WHAT TO PRODUCE:
Extract the full listing verbatim and drop any pictures from your copy.

RECORDS:
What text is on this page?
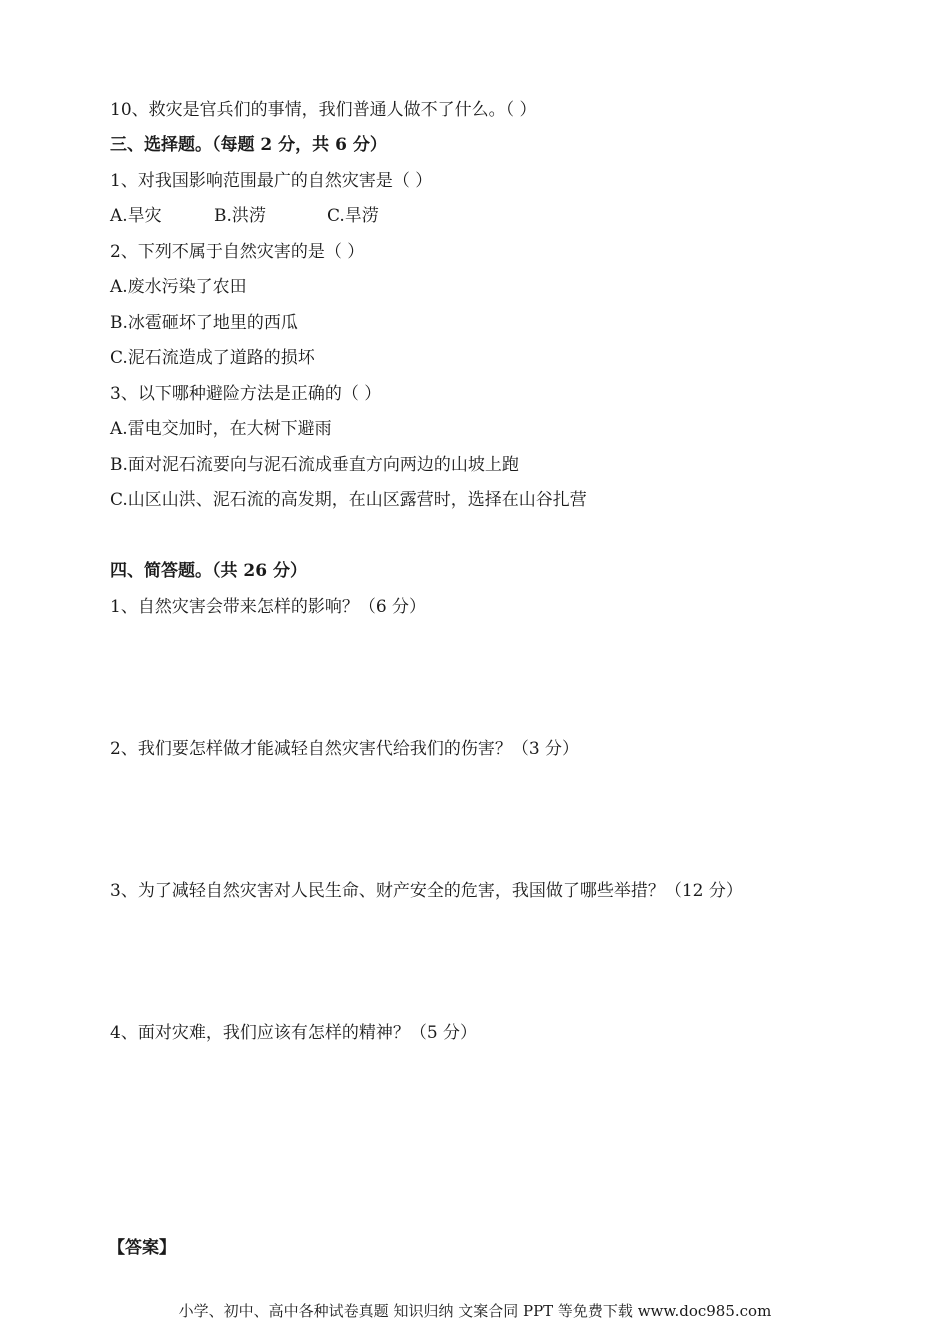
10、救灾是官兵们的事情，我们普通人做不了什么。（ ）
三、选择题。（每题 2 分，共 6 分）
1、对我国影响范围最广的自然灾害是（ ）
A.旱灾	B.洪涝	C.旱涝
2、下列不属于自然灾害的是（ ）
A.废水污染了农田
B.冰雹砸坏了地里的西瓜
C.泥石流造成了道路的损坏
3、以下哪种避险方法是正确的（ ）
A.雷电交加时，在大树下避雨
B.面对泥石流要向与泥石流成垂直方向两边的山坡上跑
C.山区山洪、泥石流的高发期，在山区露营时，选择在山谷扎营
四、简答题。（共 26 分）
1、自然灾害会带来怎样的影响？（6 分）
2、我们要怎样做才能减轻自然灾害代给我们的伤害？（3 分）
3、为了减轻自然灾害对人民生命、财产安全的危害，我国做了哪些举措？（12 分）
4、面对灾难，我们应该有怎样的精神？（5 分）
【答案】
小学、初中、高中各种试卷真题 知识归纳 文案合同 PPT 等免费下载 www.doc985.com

FULL ANSWER:
What text is on this page?
10、救灾是官兵们的事情，我们普通人做不了什么。（ ）
三、选择题。（每题 2 分，共 6 分）
1、对我国影响范围最广的自然灾害是（ ）
A.旱灾	B.洪涝	C.旱涝
2、下列不属于自然灾害的是（ ）
A.废水污染了农田
B.冰雹砸坏了地里的西瓜
C.泥石流造成了道路的损坏
3、以下哪种避险方法是正确的（ ）
A.雷电交加时，在大树下避雨
B.面对泥石流要向与泥石流成垂直方向两边的山坡上跑
C.山区山洪、泥石流的高发期，在山区露营时，选择在山谷扎营
四、简答题。（共 26 分）
1、自然灾害会带来怎样的影响？（6 分）
2、我们要怎样做才能减轻自然灾害代给我们的伤害？（3 分）
3、为了减轻自然灾害对人民生命、财产安全的危害，我国做了哪些举措？（12 分）
4、面对灾难，我们应该有怎样的精神？（5 分）
【答案】
小学、初中、高中各种试卷真题 知识归纳 文案合同 PPT 等免费下载 www.doc985.com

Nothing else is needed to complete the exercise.